What you should do:
Copy out each line of the material below that holds the string "Average".

Material to process:
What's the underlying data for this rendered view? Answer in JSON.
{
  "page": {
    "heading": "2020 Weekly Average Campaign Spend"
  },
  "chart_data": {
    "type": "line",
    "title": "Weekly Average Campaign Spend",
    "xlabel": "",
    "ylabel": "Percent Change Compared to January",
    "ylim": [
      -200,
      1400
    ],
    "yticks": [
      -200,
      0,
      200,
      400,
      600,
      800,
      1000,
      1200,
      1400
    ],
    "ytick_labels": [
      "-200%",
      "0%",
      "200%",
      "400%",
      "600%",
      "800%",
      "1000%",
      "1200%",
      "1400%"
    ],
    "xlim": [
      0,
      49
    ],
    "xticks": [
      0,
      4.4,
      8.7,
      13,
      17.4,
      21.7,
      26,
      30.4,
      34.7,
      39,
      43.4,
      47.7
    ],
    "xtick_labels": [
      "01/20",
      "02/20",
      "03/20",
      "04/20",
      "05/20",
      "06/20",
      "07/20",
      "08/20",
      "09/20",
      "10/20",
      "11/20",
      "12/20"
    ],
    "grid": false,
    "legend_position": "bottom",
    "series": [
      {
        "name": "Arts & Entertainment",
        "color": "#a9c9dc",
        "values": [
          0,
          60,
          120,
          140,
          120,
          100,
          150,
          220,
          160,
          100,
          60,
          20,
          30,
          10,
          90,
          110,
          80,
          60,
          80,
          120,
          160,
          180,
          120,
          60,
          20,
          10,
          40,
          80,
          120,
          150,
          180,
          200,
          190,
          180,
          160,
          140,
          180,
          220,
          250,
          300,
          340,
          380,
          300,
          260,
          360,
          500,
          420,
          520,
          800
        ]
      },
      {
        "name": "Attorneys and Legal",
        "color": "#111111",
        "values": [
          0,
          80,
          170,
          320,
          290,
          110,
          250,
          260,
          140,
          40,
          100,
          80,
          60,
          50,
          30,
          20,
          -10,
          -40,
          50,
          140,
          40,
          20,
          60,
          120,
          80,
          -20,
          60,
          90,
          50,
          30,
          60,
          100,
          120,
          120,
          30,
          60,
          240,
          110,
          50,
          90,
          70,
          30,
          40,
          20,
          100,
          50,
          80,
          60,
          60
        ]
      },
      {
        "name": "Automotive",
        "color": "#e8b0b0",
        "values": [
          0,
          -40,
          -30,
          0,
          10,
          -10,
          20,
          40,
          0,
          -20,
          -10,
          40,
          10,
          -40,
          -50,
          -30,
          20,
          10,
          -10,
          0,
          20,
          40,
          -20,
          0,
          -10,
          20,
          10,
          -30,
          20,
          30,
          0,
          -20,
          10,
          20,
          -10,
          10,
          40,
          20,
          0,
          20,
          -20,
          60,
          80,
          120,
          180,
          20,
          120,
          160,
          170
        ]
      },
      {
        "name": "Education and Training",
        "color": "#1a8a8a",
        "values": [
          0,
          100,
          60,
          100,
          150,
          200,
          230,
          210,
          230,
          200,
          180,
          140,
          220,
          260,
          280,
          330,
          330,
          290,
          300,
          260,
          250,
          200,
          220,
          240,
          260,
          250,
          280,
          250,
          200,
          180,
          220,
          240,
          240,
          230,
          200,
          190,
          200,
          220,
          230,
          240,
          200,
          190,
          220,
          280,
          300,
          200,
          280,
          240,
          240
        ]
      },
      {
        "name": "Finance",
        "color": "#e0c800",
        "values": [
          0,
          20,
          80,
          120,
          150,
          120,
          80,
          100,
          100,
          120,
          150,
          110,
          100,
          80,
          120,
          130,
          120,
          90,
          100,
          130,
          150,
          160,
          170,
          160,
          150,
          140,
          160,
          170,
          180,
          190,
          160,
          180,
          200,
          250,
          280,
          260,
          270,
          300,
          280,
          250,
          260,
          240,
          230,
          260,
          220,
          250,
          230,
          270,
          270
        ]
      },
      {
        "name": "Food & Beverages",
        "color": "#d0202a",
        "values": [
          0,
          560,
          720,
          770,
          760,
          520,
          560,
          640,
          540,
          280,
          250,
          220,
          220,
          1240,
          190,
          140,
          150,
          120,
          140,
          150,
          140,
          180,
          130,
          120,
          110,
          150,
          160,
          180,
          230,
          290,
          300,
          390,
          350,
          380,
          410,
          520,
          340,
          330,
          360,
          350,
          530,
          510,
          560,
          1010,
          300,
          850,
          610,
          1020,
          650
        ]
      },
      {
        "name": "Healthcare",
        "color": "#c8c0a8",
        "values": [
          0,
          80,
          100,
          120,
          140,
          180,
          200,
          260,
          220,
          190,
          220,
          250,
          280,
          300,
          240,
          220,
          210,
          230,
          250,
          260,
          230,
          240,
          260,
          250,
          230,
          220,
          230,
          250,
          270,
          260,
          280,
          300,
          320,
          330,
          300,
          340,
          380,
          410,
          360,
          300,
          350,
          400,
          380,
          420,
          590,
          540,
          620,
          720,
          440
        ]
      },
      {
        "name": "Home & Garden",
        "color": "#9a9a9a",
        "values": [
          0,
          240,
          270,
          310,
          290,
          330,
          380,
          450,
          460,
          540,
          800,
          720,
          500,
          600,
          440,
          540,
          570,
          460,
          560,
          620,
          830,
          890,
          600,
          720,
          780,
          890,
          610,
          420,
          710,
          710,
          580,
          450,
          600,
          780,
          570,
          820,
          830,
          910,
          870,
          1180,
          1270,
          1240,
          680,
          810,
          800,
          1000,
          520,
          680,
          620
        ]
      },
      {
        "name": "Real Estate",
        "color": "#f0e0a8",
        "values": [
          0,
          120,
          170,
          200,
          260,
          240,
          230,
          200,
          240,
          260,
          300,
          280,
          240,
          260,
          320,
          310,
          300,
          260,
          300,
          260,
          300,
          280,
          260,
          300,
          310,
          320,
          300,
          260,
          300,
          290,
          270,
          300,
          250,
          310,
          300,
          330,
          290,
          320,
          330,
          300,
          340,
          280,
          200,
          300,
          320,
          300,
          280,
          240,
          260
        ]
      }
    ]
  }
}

Task answer:
    "heading": "2020 Weekly Average Campaign Spend"
    "title": "Weekly Average Campaign Spend",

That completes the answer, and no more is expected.